RECORDS TO USE:
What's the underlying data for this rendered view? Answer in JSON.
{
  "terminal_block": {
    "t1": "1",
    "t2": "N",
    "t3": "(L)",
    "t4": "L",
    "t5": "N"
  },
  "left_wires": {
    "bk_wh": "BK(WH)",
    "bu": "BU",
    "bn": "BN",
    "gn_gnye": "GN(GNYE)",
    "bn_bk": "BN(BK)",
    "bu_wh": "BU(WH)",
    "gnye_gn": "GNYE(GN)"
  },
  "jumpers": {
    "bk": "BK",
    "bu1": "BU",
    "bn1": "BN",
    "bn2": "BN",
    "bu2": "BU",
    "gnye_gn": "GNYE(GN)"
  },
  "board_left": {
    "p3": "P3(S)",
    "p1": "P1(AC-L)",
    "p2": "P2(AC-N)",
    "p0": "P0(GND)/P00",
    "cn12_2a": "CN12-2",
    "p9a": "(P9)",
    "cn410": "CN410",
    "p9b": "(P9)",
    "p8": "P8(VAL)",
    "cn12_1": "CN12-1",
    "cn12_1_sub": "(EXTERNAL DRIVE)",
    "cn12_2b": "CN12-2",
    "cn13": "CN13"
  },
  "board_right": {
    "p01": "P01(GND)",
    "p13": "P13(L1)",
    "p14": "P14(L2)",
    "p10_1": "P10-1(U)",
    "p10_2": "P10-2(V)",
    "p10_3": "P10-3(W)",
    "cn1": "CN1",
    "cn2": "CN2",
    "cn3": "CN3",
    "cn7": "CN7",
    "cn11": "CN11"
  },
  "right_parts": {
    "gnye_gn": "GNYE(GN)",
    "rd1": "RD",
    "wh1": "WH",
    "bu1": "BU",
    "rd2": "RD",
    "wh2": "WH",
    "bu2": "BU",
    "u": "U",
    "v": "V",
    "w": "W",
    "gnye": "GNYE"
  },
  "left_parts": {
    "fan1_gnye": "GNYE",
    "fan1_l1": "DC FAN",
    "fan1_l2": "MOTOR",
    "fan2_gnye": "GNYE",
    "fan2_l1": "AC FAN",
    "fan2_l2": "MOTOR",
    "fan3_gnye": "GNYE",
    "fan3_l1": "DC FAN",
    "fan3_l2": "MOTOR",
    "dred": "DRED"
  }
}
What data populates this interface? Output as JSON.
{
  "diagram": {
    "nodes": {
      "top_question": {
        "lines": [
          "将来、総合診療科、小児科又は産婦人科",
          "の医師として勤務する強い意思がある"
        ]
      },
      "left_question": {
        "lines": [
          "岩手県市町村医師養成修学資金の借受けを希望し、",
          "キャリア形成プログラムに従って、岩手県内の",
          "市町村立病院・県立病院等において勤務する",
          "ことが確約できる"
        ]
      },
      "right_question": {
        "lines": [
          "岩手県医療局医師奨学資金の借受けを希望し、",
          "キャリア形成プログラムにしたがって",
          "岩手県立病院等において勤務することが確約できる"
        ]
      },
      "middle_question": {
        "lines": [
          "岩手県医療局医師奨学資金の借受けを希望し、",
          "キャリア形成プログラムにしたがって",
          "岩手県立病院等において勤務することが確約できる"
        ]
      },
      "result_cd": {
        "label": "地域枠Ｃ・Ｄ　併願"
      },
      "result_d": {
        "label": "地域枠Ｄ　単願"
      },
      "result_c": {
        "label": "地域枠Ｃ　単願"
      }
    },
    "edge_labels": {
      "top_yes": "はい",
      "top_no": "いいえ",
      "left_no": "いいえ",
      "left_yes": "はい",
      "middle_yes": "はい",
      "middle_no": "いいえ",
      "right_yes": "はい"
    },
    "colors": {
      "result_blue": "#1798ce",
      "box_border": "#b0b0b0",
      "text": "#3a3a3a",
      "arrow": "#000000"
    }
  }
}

GOAL:
Which lines hold the word "data"? Return all of them from the records above.

RESULT OF THE TASK:
What's the underlying data for this rendered view? Answer in JSON.
What data populates this interface? Output as JSON.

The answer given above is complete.